■ **Text to read**:
━━━━━━━━━━━━━━━━━━━━

MOAB, Utah – Land Rover is known worldwide for creating trucks that handle the toughest-of-the-tough, from the greenways and thick mud of England’s Eastnor Castle to the bone-jarring tracks and inhospitable outback of interior Australia. To date, automakers that specialize in cars rather than trucks have created the niche-oriented high-performance sport-utility vehicles craved by American up-and-comers, companies like BMW and Mercedes-Benz and Porsche. With the new Range Rover Sport, however, it could be said that Land Rover has taken a different approach to the performance-utility market by first gaining a master’s degree in off-road prowess and later a Ph.D. in premium luxury. Now, this British company, known for some of the most capable and confident bush wackers and a member of Ford Motor Company’s Premier Automotive Group (PAG), is ready to enter the rapidly growing luxury-sport segment of the SUV marketplace that is dominated by BMW and Porsche, with its all-new 2006 Range Rover Sport.
Our evaluation of the new Range Rover Sport included an intense four-wheel-drive trail in Moab, Utah, one of the best-known locations for four wheeling in the U.S. The course included a rich mix of off-pavement terrain, along with an aggressive and technical rock hill climb known as “Wipe Out.” But what blew our backcountry boots off our test-driving feet was the 275-mile drive from Aspen, Colorado to Moab. For it was throughout this drive day that we were able to evaluate and push the limits of the two versions of this new model – the naturally aspirated and sprightly Range Rover Sport HSE, and the higher-powered Range Rover Sport Supercharged.
Land Rover offers two 2006 Range Rover Sport models: the HSE and the high-performance Supercharged, each powered by a V8 engine. Standard amenities for the HSE include eight-way power adjustable front seats, dual-zone climate control, a six-airbag supplemental restraint system including side curtain protection, bi-xenon headlights, DVD navigation, a power sunroof, and a Harman/Kardon six-disc stereo system with 13 speakers.
Supercharged models get a boost, literally, from a Roots type supercharger bolted to the V8 engine. Adaptive front lighting, a unique grille, different seating surfaces, chrome exhaust outlets, power vents on the fenders, and a standard Cold Weather Package distinguish the Supercharged Sport from the base HSE.
Notable options on each include adaptive cruise control and a Rear Seat Entertainment Package, which adds a six-disc DVD player and two 6.5-inch LCD screens embedded into the rear of the front seat head restraints. Other available packages include a Cold Climate Package (heated front and rear seats, heated front windshield, and heated windshield washer jets) and a Luxury Interior Package (Cold Climate Package plus premium leather seats, adaptive front headlamps, and wood trim).
The Range Rover Sport is available in ten exterior colors, plus the Limited Edition Vesuvious (a burnt orange, like in the top photo, in case you’re wondering), and four interior schemes that Land Rover insists on calling ‘colorways,’ including an Ivory seats/Ebony carpet interior that’s available only in the Supercharged model.
Within the Land Rover family, the Range Rover Sport fits – at least in terms of price– squarely between the Land Rover LR3 and the recently updated, full-size Range Rover. The HSE starts at $56,750 and the Supercharged runs $69,750. And though you might think the Sport looks the same size as these models, it is shorter than both, trailing the LR3 by 2.4 inches and the Range Rover by 7.2 inches. Likewise, the Range Rover Sport’s wheelbase is more than five inches tighter than its family members.

━━━━━━━━━━━━━━━━━━━━

■ **Task set**:
1. From the Range Rover Sport review, repeat the passage between "The Range Rover Sport is" and "its family members.", inclusive, with no changes.
2. According to the Range Rover Sport review, how much shorter is the Range Rover Sport than the full-size Range Rover?

━━━━━━━━━━━━━━━━━━━━

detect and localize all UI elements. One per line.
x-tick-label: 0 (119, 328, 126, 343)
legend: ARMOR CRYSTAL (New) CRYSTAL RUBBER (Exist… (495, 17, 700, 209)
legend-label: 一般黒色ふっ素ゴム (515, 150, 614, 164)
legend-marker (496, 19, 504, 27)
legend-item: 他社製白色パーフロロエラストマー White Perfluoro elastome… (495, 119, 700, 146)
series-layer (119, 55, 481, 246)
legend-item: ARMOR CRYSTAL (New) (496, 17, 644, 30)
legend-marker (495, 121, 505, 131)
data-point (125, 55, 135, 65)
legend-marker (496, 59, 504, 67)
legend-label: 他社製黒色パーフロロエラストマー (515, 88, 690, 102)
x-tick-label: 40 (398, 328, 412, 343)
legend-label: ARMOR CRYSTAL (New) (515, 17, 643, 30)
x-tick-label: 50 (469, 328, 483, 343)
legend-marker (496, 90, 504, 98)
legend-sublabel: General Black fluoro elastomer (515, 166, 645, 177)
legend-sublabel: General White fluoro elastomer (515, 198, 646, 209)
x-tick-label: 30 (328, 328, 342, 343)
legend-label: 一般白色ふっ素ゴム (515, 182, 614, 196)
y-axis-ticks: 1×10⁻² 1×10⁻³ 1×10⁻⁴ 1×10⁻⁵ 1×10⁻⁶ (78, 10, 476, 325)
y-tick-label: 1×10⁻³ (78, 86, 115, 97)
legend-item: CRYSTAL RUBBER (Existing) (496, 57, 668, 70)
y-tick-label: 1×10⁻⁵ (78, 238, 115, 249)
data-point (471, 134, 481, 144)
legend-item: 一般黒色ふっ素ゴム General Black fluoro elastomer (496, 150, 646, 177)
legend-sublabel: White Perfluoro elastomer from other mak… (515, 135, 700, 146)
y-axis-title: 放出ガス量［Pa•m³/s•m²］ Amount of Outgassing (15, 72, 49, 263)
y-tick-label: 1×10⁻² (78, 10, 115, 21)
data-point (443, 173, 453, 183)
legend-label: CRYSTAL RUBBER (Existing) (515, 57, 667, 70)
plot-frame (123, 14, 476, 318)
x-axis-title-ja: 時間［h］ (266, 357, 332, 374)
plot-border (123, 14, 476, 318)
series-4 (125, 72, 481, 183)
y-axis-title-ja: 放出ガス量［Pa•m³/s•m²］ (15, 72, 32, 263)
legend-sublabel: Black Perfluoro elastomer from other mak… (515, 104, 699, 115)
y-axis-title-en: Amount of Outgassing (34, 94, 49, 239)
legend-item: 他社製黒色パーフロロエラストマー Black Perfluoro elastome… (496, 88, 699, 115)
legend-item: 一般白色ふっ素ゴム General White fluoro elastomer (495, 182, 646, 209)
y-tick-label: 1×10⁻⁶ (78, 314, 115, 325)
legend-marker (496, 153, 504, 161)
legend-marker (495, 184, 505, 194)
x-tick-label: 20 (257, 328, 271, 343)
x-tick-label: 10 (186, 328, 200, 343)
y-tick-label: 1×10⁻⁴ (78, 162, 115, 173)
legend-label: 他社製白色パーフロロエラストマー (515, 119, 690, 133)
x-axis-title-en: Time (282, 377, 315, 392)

━━━━━━━━━━━━━━━━━━━━

■ **Answers to the exercise**:
1.
The Range Rover Sport is available in ten exterior colors, plus the Limited Edition Vesuvious (a burnt orange, like in the top photo, in case you’re wondering), and four interior schemes that Land Rover insists on calling ‘colorways,’ including an Ivory seats/Ebony carpet interior that’s available only in the Supercharged model.
Within the Land Rover family, the Range Rover Sport fits – at least in terms of price– squarely between the Land Rover LR3 and the recently updated, full-size Range Rover. The HSE starts at $56,750 and the Supercharged runs $69,750. And though you might think the Sport looks the same size as these models, it is shorter than both, trailing the LR3 by 2.4 inches and the Range Rover by 7.2 inches. Likewise, the Range Rover Sport’s wheelbase is more than five inches tighter than its family members.

2. 7.2 inches